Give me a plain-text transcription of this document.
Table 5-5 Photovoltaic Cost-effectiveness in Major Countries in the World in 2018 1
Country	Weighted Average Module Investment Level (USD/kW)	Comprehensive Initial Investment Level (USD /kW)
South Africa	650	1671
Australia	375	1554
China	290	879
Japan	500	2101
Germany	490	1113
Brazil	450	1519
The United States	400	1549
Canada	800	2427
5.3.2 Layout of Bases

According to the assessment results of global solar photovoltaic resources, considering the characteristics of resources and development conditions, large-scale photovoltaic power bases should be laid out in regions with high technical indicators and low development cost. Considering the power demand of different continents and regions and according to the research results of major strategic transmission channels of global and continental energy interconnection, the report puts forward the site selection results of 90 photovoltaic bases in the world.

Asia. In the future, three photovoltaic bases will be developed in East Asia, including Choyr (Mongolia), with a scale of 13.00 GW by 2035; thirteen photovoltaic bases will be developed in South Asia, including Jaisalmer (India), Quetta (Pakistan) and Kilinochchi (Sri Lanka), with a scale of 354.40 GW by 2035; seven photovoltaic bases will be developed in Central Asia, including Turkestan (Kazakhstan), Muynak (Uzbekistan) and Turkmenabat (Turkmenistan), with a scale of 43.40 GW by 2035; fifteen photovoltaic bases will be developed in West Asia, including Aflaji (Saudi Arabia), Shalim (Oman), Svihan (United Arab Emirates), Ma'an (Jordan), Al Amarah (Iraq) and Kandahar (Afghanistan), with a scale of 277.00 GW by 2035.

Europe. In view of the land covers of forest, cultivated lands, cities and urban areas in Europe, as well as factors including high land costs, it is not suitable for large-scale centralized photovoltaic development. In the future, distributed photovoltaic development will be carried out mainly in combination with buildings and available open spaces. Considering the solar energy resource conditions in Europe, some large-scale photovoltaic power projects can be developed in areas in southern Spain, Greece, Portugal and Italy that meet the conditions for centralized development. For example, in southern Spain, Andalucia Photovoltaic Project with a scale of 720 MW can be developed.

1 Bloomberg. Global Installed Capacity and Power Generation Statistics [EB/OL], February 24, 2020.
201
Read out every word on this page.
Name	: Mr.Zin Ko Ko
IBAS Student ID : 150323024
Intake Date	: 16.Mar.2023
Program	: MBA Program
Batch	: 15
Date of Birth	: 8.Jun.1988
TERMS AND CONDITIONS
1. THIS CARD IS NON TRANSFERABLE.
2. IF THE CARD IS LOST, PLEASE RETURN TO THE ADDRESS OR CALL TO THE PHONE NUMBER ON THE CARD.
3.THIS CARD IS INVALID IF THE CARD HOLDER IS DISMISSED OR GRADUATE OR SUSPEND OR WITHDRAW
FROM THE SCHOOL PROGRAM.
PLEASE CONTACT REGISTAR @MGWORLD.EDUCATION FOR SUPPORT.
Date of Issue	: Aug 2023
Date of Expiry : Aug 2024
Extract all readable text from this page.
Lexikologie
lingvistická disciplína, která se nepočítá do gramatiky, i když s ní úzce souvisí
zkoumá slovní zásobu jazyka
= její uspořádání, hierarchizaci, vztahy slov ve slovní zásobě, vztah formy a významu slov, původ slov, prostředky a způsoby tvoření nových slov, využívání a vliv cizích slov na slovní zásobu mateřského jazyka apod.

────────

The exercise. Every line of the data above should be copied exactly.

The output.
Give me a plain-text transcription of this document.
Table 5-5 Photovoltaic Cost-effectiveness in Major Countries in the World in 2018 1
Country	Weighted Average Module Investment Level (USD/kW)	Comprehensive Initial Investment Level (USD /kW)
South Africa	650	1671
Australia	375	1554
China	290	879
Japan	500	2101
Germany	490	1113
Brazil	450	1519
The United States	400	1549
Canada	800	2427
5.3.2 Layout of Bases

According to the assessment results of global solar photovoltaic resources, considering the characteristics of resources and development conditions, large-scale photovoltaic power bases should be laid out in regions with high technical indicators and low development cost. Considering the power demand of different continents and regions and according to the research results of major strategic transmission channels of global and continental energy interconnection, the report puts forward the site selection results of 90 photovoltaic bases in the world.

Asia. In the future, three photovoltaic bases will be developed in East Asia, including Choyr (Mongolia), with a scale of 13.00 GW by 2035; thirteen photovoltaic bases will be developed in South Asia, including Jaisalmer (India), Quetta (Pakistan) and Kilinochchi (Sri Lanka), with a scale of 354.40 GW by 2035; seven photovoltaic bases will be developed in Central Asia, including Turkestan (Kazakhstan), Muynak (Uzbekistan) and Turkmenabat (Turkmenistan), with a scale of 43.40 GW by 2035; fifteen photovoltaic bases will be developed in West Asia, including Aflaji (Saudi Arabia), Shalim (Oman), Svihan (United Arab Emirates), Ma'an (Jordan), Al Amarah (Iraq) and Kandahar (Afghanistan), with a scale of 277.00 GW by 2035.

Europe. In view of the land covers of forest, cultivated lands, cities and urban areas in Europe, as well as factors including high land costs, it is not suitable for large-scale centralized photovoltaic development. In the future, distributed photovoltaic development will be carried out mainly in combination with buildings and available open spaces. Considering the solar energy resource conditions in Europe, some large-scale photovoltaic power projects can be developed in areas in southern Spain, Greece, Portugal and Italy that meet the conditions for centralized development. For example, in southern Spain, Andalucia Photovoltaic Project with a scale of 720 MW can be developed.

1 Bloomberg. Global Installed Capacity and Power Generation Statistics [EB/OL], February 24, 2020.
201
Read out every word on this page.
Name	: Mr.Zin Ko Ko
IBAS Student ID : 150323024
Intake Date	: 16.Mar.2023
Program	: MBA Program
Batch	: 15
Date of Birth	: 8.Jun.1988
TERMS AND CONDITIONS
1. THIS CARD IS NON TRANSFERABLE.
2. IF THE CARD IS LOST, PLEASE RETURN TO THE ADDRESS OR CALL TO THE PHONE NUMBER ON THE CARD.
3.THIS CARD IS INVALID IF THE CARD HOLDER IS DISMISSED OR GRADUATE OR SUSPEND OR WITHDRAW
FROM THE SCHOOL PROGRAM.
PLEASE CONTACT REGISTAR @MGWORLD.EDUCATION FOR SUPPORT.
Date of Issue	: Aug 2023
Date of Expiry : Aug 2024
Extract all readable text from this page.
Lexikologie
lingvistická disciplína, která se nepočítá do gramatiky, i když s ní úzce souvisí
zkoumá slovní zásobu jazyka
= její uspořádání, hierarchizaci, vztahy slov ve slovní zásobě, vztah formy a významu slov, původ slov, prostředky a způsoby tvoření nových slov, využívání a vliv cizích slov na slovní zásobu mateřského jazyka apod.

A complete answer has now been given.